Look below for the line containing "Convert this document image to plain text.", then write out that line and every line after it to the end, exactly, minus the pictures.

Dataset records -
______
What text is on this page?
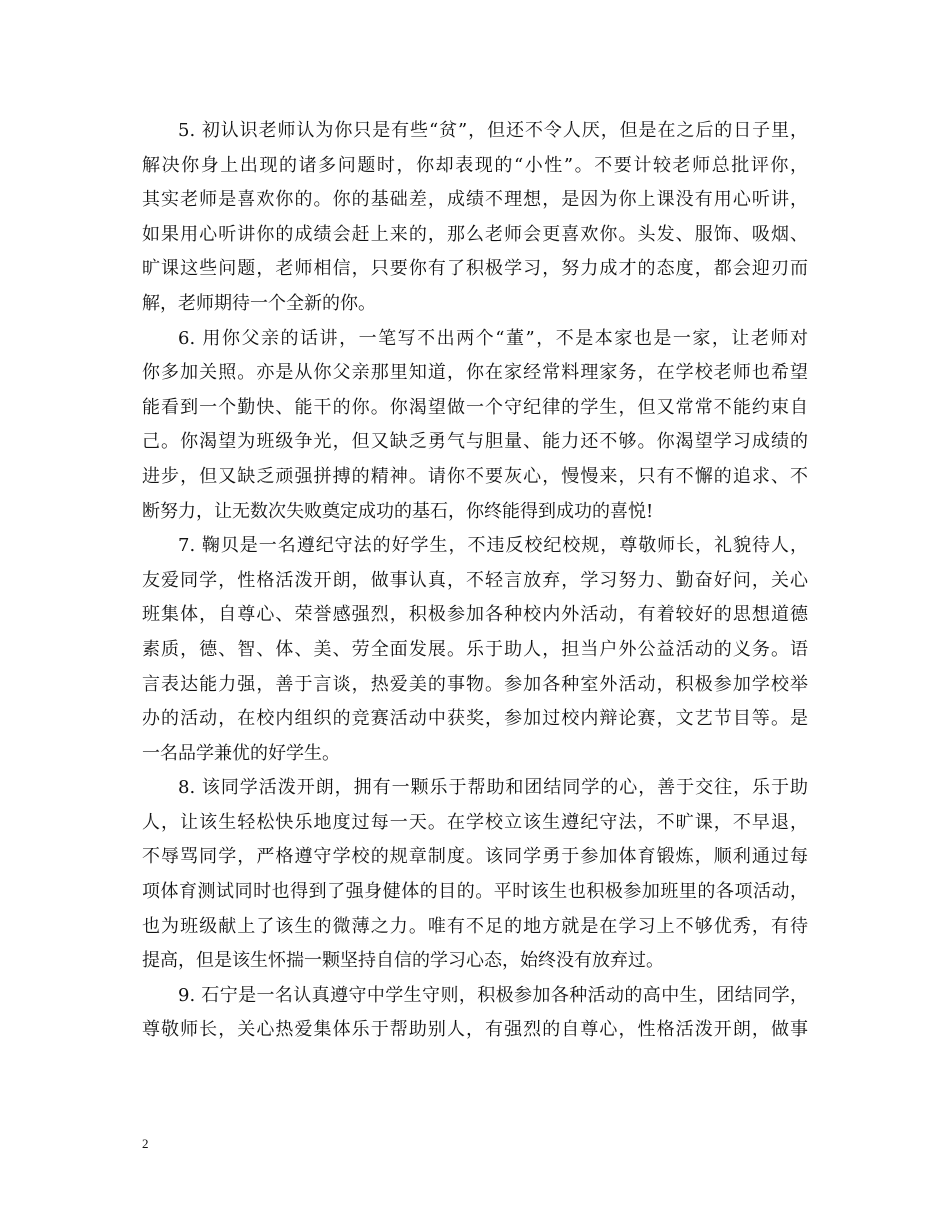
5. 初认识老师认为你只是有些“贫”，但还不令人厌，但是在之后的日子里，
解决你身上出现的诸多问题时，你却表现的“小性”。不要计较老师总批评你，
其实老师是喜欢你的。你的基础差，成绩不理想，是因为你上课没有用心听讲，
如果用心听讲你的成绩会赶上来的，那么老师会更喜欢你。头发、服饰、吸烟、
旷课这些问题，老师相信，只要你有了积极学习，努力成才的态度，都会迎刃而
解，老师期待一个全新的你。
6. 用你父亲的话讲，一笔写不出两个“董”，不是本家也是一家，让老师对
你多加关照。亦是从你父亲那里知道，你在家经常料理家务，在学校老师也希望
能看到一个勤快、能干的你。你渴望做一个守纪律的学生，但又常常不能约束自
己。你渴望为班级争光，但又缺乏勇气与胆量、能力还不够。你渴望学习成绩的
进步，但又缺乏顽强拼搏的精神。请你不要灰心，慢慢来，只有不懈的追求、不
断努力，让无数次失败奠定成功的基石，你终能得到成功的喜悦!
7. 鞠贝是一名遵纪守法的好学生，不违反校纪校规，尊敬师长，礼貌待人，
友爱同学，性格活泼开朗，做事认真，不轻言放弃，学习努力、勤奋好问，关心
班集体，自尊心、荣誉感强烈，积极参加各种校内外活动，有着较好的思想道德
素质，德、智、体、美、劳全面发展。乐于助人，担当户外公益活动的义务。语
言表达能力强，善于言谈，热爱美的事物。参加各种室外活动，积极参加学校举
办的活动，在校内组织的竞赛活动中获奖，参加过校内辩论赛，文艺节目等。是
一名品学兼优的好学生。
8. 该同学活泼开朗，拥有一颗乐于帮助和团结同学的心，善于交往，乐于助
人，让该生轻松快乐地度过每一天。在学校立该生遵纪守法，不旷课，不早退，
不辱骂同学，严格遵守学校的规章制度。该同学勇于参加体育锻炼，顺利通过每
项体育测试同时也得到了强身健体的目的。平时该生也积极参加班里的各项活动，
也为班级献上了该生的微薄之力。唯有不足的地方就是在学习上不够优秀，有待
提高，但是该生怀揣一颗坚持自信的学习心态，始终没有放弃过。
9. 石宁是一名认真遵守中学生守则，积极参加各种活动的高中生，团结同学，
尊敬师长，关心热爱集体乐于帮助别人，有强烈的自尊心，性格活泼开朗，做事
2
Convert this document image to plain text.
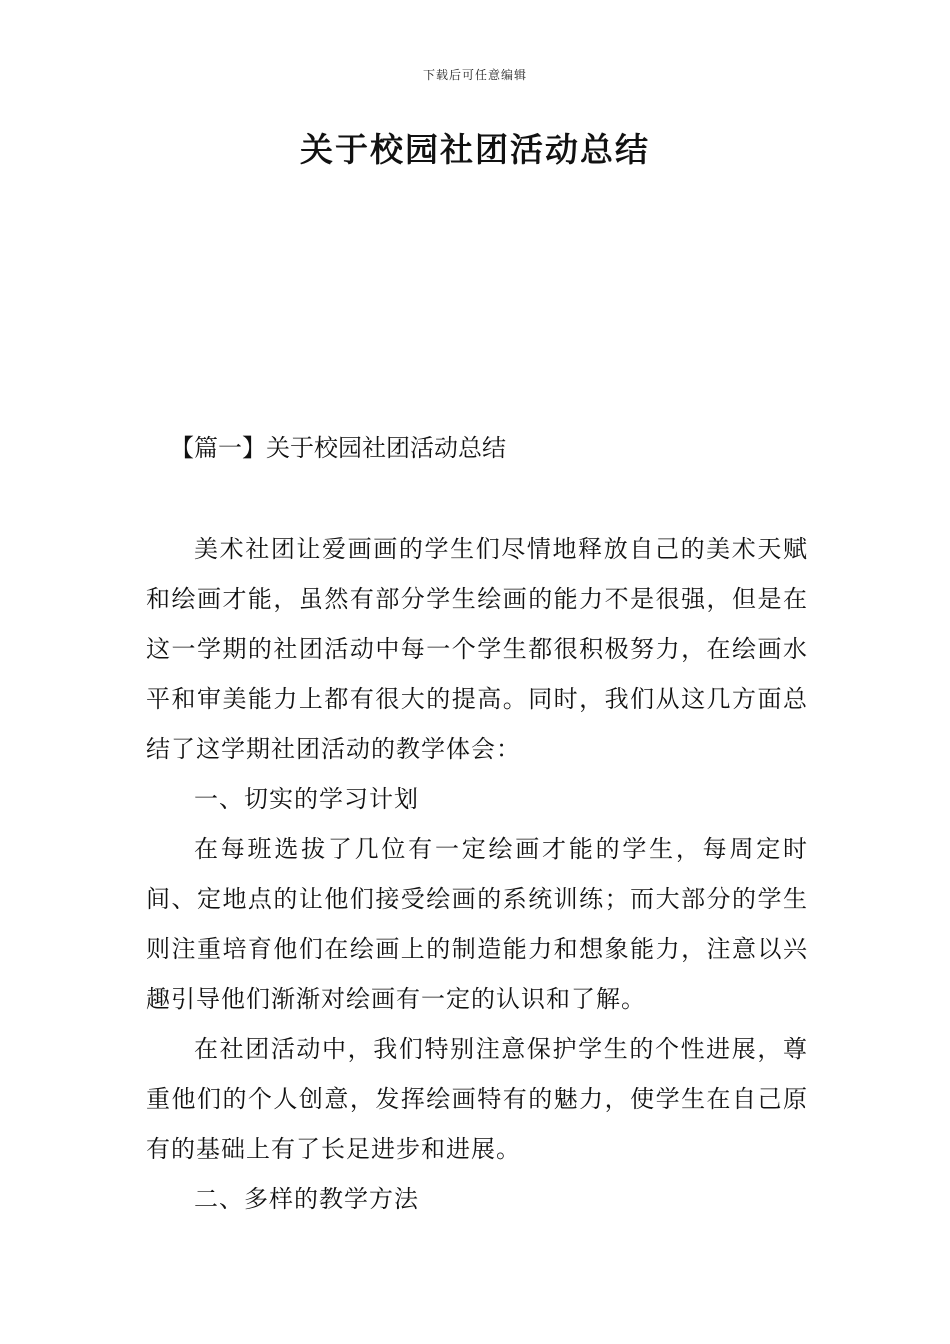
下载后可任意编辑
关于校园社团活动总结
【篇一】关于校园社团活动总结

美术社团让爱画画的学生们尽情地释放自己的美术天赋和绘画才能，虽然有部分学生绘画的能力不是很强，但是在这一学期的社团活动中每一个学生都很积极努力，在绘画水平和审美能力上都有很大的提高。同时，我们从这几方面总结了这学期社团活动的教学体会：

一、切实的学习计划

在每班选拔了几位有一定绘画才能的学生，每周定时间、定地点的让他们接受绘画的系统训练；而大部分的学生则注重培育他们在绘画上的制造能力和想象能力，注意以兴趣引导他们渐渐对绘画有一定的认识和了解。

在社团活动中，我们特别注意保护学生的个性进展，尊重他们的个人创意，发挥绘画特有的魅力，使学生在自己原有的基础上有了长足进步和进展。

二、多样的教学方法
______
THE SOLUTION -
Convert this document image to plain text.
下载后可任意编辑
关于校园社团活动总结
【篇一】关于校园社团活动总结

美术社团让爱画画的学生们尽情地释放自己的美术天赋和绘画才能，虽然有部分学生绘画的能力不是很强，但是在这一学期的社团活动中每一个学生都很积极努力，在绘画水平和审美能力上都有很大的提高。同时，我们从这几方面总结了这学期社团活动的教学体会：

一、切实的学习计划

在每班选拔了几位有一定绘画才能的学生，每周定时间、定地点的让他们接受绘画的系统训练；而大部分的学生则注重培育他们在绘画上的制造能力和想象能力，注意以兴趣引导他们渐渐对绘画有一定的认识和了解。

在社团活动中，我们特别注意保护学生的个性进展，尊重他们的个人创意，发挥绘画特有的魅力，使学生在自己原有的基础上有了长足进步和进展。

二、多样的教学方法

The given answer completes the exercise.